TRY IT
Restate all of the entries exactly. Any picture in them should be skipped.

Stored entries
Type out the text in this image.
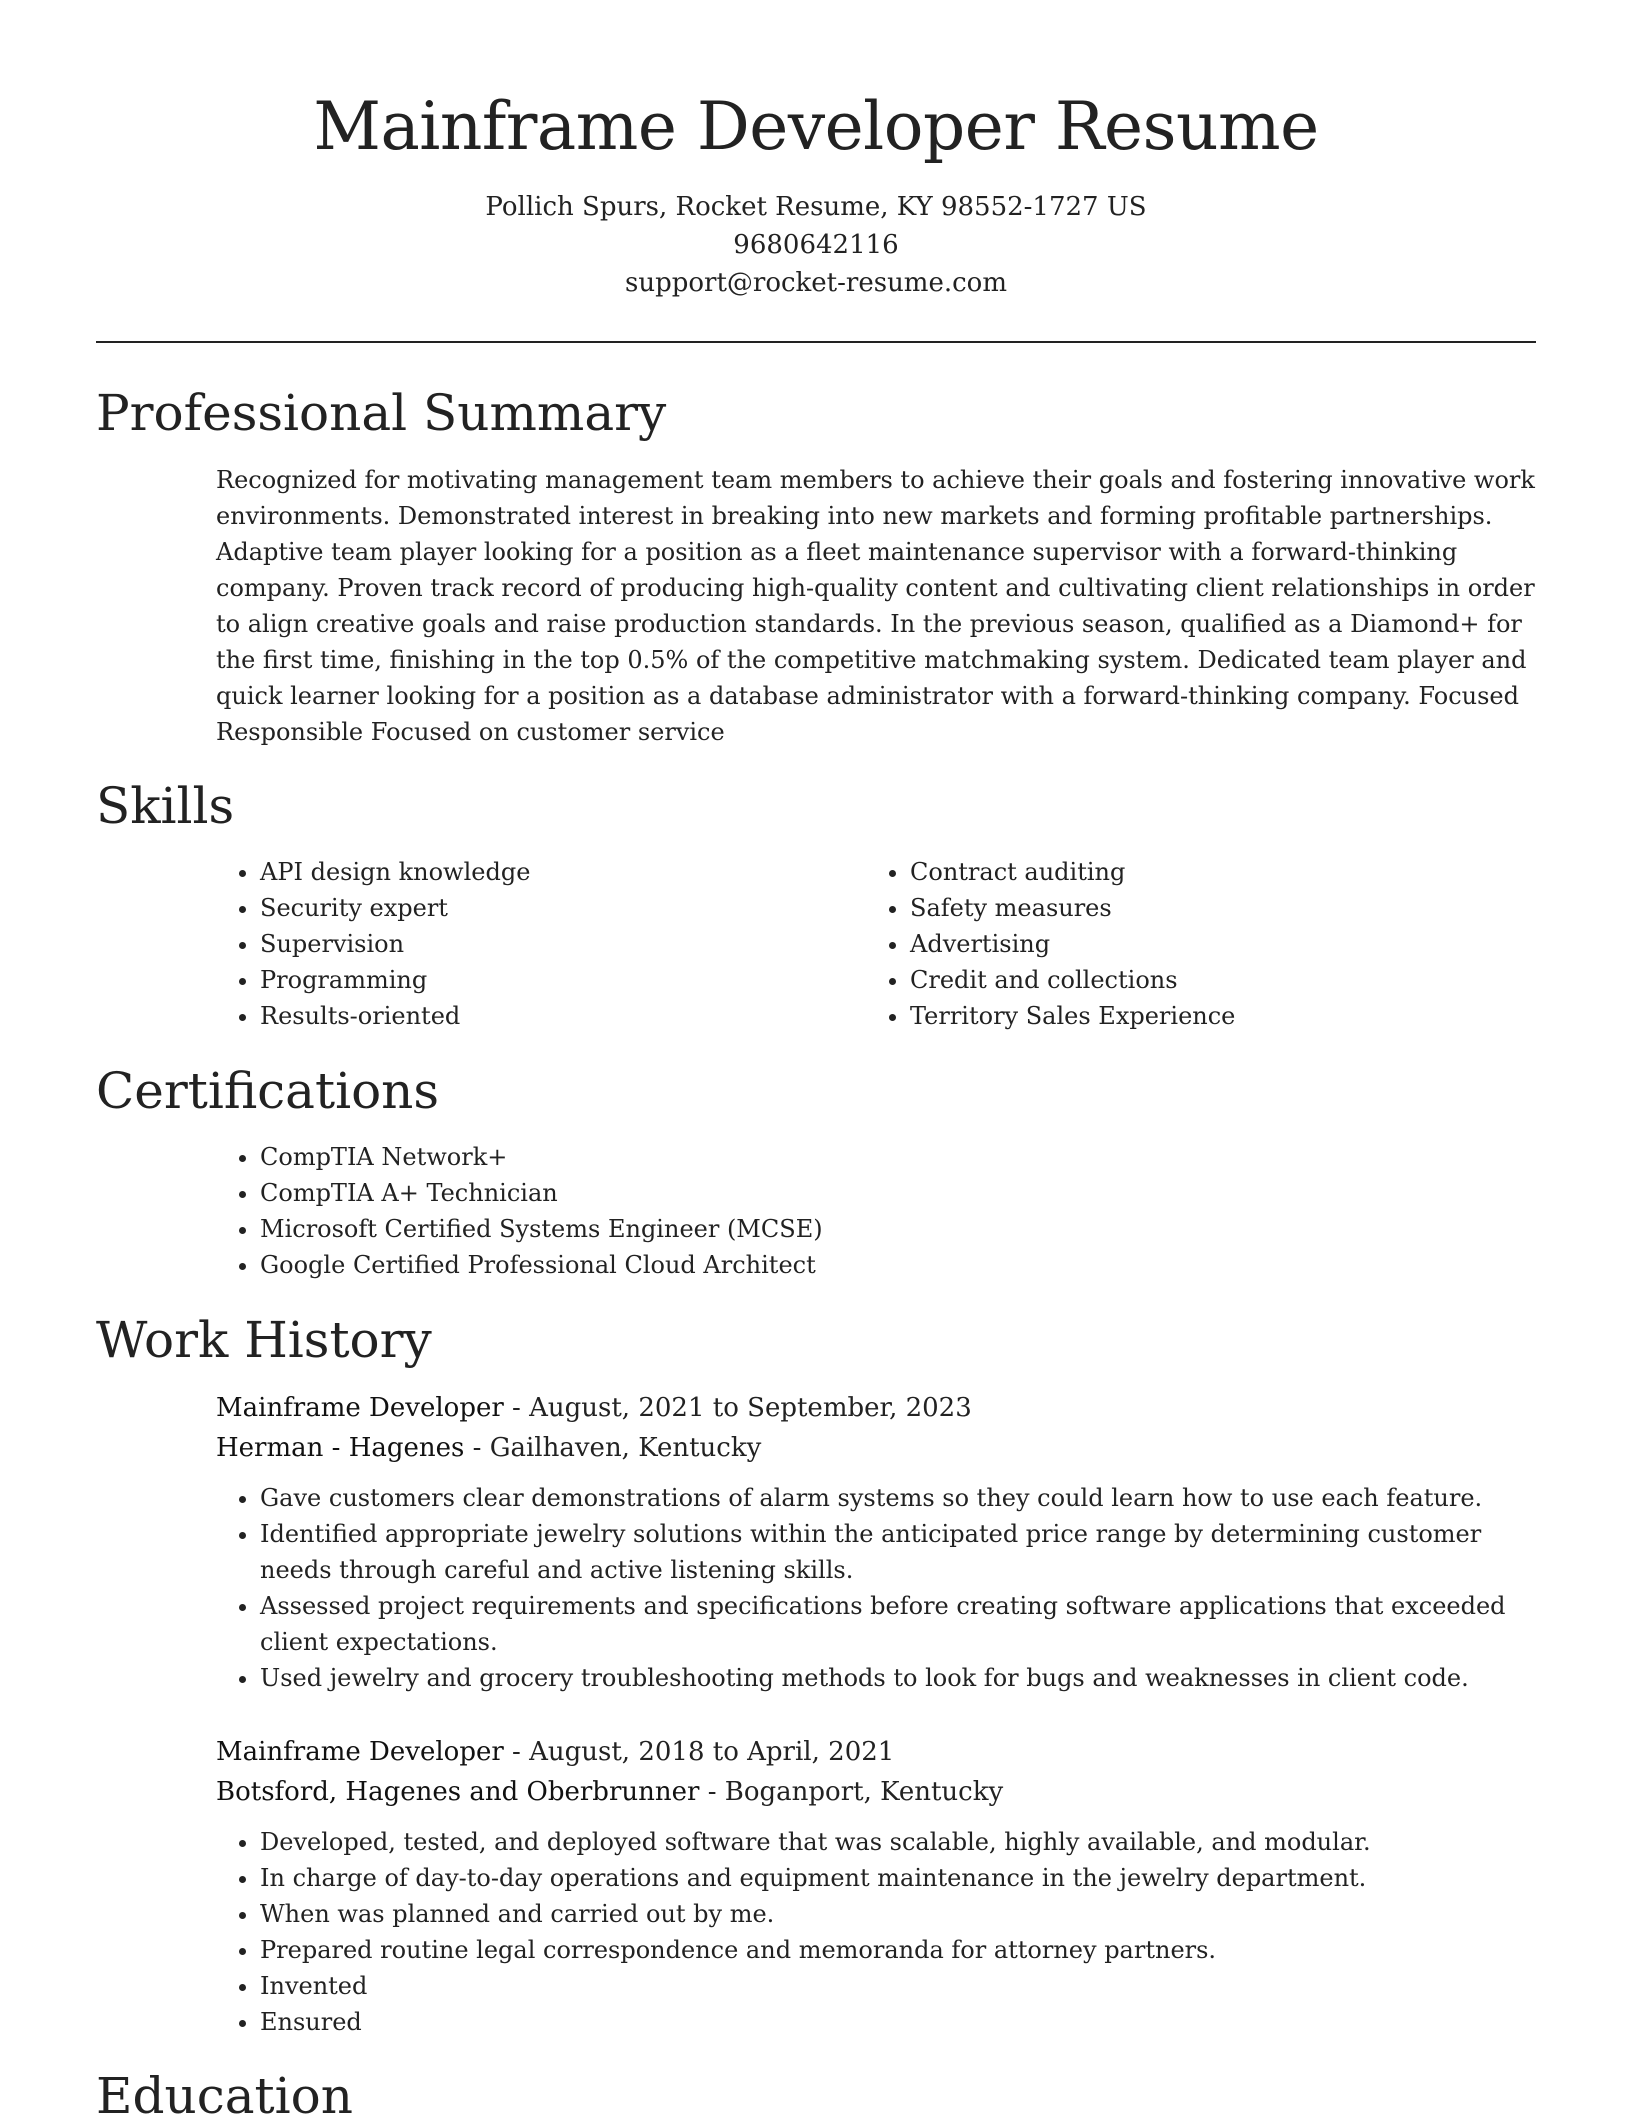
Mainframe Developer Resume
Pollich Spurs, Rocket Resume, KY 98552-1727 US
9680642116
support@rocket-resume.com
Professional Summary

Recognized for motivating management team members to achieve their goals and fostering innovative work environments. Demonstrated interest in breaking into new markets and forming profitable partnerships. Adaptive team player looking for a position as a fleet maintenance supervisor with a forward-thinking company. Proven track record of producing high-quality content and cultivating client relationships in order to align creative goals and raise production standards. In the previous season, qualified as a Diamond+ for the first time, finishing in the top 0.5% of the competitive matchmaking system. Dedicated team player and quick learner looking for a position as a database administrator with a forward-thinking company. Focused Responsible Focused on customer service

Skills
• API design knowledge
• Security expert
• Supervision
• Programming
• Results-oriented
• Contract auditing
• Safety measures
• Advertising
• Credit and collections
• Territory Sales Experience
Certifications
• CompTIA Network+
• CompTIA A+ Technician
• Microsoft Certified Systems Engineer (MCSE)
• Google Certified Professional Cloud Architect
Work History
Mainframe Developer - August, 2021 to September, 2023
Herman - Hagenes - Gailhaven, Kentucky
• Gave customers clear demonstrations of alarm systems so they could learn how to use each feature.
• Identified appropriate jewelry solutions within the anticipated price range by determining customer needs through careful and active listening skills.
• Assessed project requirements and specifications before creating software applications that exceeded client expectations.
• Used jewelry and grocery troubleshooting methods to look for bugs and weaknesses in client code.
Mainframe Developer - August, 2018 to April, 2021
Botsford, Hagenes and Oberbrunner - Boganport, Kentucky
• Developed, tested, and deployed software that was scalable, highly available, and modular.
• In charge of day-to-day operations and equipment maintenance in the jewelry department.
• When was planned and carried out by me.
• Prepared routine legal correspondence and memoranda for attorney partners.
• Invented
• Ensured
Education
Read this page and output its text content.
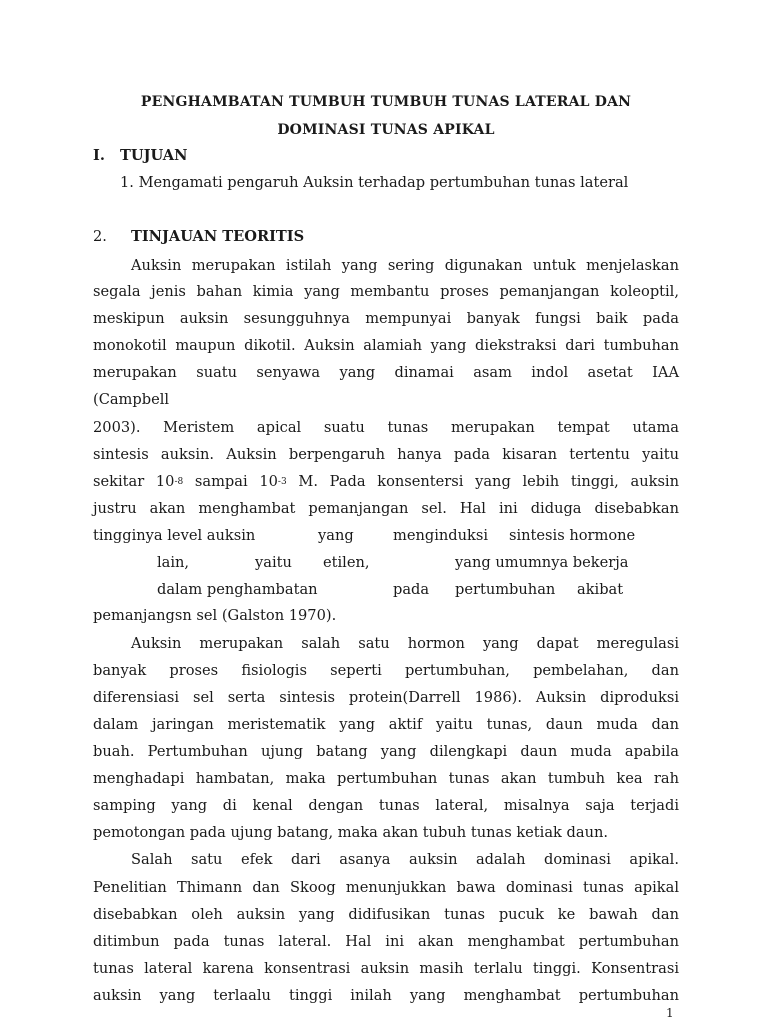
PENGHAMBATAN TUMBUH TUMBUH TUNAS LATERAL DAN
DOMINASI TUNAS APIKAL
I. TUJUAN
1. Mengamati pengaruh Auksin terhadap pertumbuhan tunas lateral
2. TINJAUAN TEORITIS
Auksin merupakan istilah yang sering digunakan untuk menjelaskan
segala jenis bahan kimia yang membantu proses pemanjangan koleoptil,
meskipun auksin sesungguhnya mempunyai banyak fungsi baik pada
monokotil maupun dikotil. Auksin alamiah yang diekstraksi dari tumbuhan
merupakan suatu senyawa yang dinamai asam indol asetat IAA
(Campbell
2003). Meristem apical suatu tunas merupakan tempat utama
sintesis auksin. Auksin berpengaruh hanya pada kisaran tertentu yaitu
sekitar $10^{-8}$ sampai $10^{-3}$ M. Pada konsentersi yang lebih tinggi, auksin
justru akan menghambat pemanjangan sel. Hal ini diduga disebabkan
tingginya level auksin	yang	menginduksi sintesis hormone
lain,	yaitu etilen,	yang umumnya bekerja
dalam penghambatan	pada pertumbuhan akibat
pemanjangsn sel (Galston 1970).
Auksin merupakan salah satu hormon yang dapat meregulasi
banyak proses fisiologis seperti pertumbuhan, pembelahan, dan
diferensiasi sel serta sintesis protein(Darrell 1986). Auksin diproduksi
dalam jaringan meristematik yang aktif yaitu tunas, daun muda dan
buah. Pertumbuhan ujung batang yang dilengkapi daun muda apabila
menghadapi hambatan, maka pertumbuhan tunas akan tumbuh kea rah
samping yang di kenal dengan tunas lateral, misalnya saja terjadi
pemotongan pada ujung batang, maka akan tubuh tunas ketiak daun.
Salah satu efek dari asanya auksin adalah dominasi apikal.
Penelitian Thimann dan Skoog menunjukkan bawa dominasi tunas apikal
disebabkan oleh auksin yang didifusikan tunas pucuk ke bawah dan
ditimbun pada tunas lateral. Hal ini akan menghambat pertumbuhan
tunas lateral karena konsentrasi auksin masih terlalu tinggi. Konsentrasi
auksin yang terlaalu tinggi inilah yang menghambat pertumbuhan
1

ANSWER TO THIS TASK
Type out the text in this image.
Mainframe Developer Resume
Pollich Spurs, Rocket Resume, KY 98552-1727 US
9680642116
support@rocket-resume.com
Professional Summary

Recognized for motivating management team members to achieve their goals and fostering innovative work environments. Demonstrated interest in breaking into new markets and forming profitable partnerships. Adaptive team player looking for a position as a fleet maintenance supervisor with a forward-thinking company. Proven track record of producing high-quality content and cultivating client relationships in order to align creative goals and raise production standards. In the previous season, qualified as a Diamond+ for the first time, finishing in the top 0.5% of the competitive matchmaking system. Dedicated team player and quick learner looking for a position as a database administrator with a forward-thinking company. Focused Responsible Focused on customer service

Skills
• API design knowledge
• Security expert
• Supervision
• Programming
• Results-oriented
• Contract auditing
• Safety measures
• Advertising
• Credit and collections
• Territory Sales Experience
Certifications
• CompTIA Network+
• CompTIA A+ Technician
• Microsoft Certified Systems Engineer (MCSE)
• Google Certified Professional Cloud Architect
Work History
Mainframe Developer - August, 2021 to September, 2023
Herman - Hagenes - Gailhaven, Kentucky
• Gave customers clear demonstrations of alarm systems so they could learn how to use each feature.
• Identified appropriate jewelry solutions within the anticipated price range by determining customer needs through careful and active listening skills.
• Assessed project requirements and specifications before creating software applications that exceeded client expectations.
• Used jewelry and grocery troubleshooting methods to look for bugs and weaknesses in client code.
Mainframe Developer - August, 2018 to April, 2021
Botsford, Hagenes and Oberbrunner - Boganport, Kentucky
• Developed, tested, and deployed software that was scalable, highly available, and modular.
• In charge of day-to-day operations and equipment maintenance in the jewelry department.
• When was planned and carried out by me.
• Prepared routine legal correspondence and memoranda for attorney partners.
• Invented
• Ensured
Education
Read this page and output its text content.
PENGHAMBATAN TUMBUH TUMBUH TUNAS LATERAL DAN
DOMINASI TUNAS APIKAL
I. TUJUAN
1. Mengamati pengaruh Auksin terhadap pertumbuhan tunas lateral
2. TINJAUAN TEORITIS
Auksin merupakan istilah yang sering digunakan untuk menjelaskan
segala jenis bahan kimia yang membantu proses pemanjangan koleoptil,
meskipun auksin sesungguhnya mempunyai banyak fungsi baik pada
monokotil maupun dikotil. Auksin alamiah yang diekstraksi dari tumbuhan
merupakan suatu senyawa yang dinamai asam indol asetat IAA
(Campbell
2003). Meristem apical suatu tunas merupakan tempat utama
sintesis auksin. Auksin berpengaruh hanya pada kisaran tertentu yaitu
sekitar $10^{-8}$ sampai $10^{-3}$ M. Pada konsentersi yang lebih tinggi, auksin
justru akan menghambat pemanjangan sel. Hal ini diduga disebabkan
tingginya level auksin	yang	menginduksi sintesis hormone
lain,	yaitu etilen,	yang umumnya bekerja
dalam penghambatan	pada pertumbuhan akibat
pemanjangsn sel (Galston 1970).
Auksin merupakan salah satu hormon yang dapat meregulasi
banyak proses fisiologis seperti pertumbuhan, pembelahan, dan
diferensiasi sel serta sintesis protein(Darrell 1986). Auksin diproduksi
dalam jaringan meristematik yang aktif yaitu tunas, daun muda dan
buah. Pertumbuhan ujung batang yang dilengkapi daun muda apabila
menghadapi hambatan, maka pertumbuhan tunas akan tumbuh kea rah
samping yang di kenal dengan tunas lateral, misalnya saja terjadi
pemotongan pada ujung batang, maka akan tubuh tunas ketiak daun.
Salah satu efek dari asanya auksin adalah dominasi apikal.
Penelitian Thimann dan Skoog menunjukkan bawa dominasi tunas apikal
disebabkan oleh auksin yang didifusikan tunas pucuk ke bawah dan
ditimbun pada tunas lateral. Hal ini akan menghambat pertumbuhan
tunas lateral karena konsentrasi auksin masih terlalu tinggi. Konsentrasi
auksin yang terlaalu tinggi inilah yang menghambat pertumbuhan
1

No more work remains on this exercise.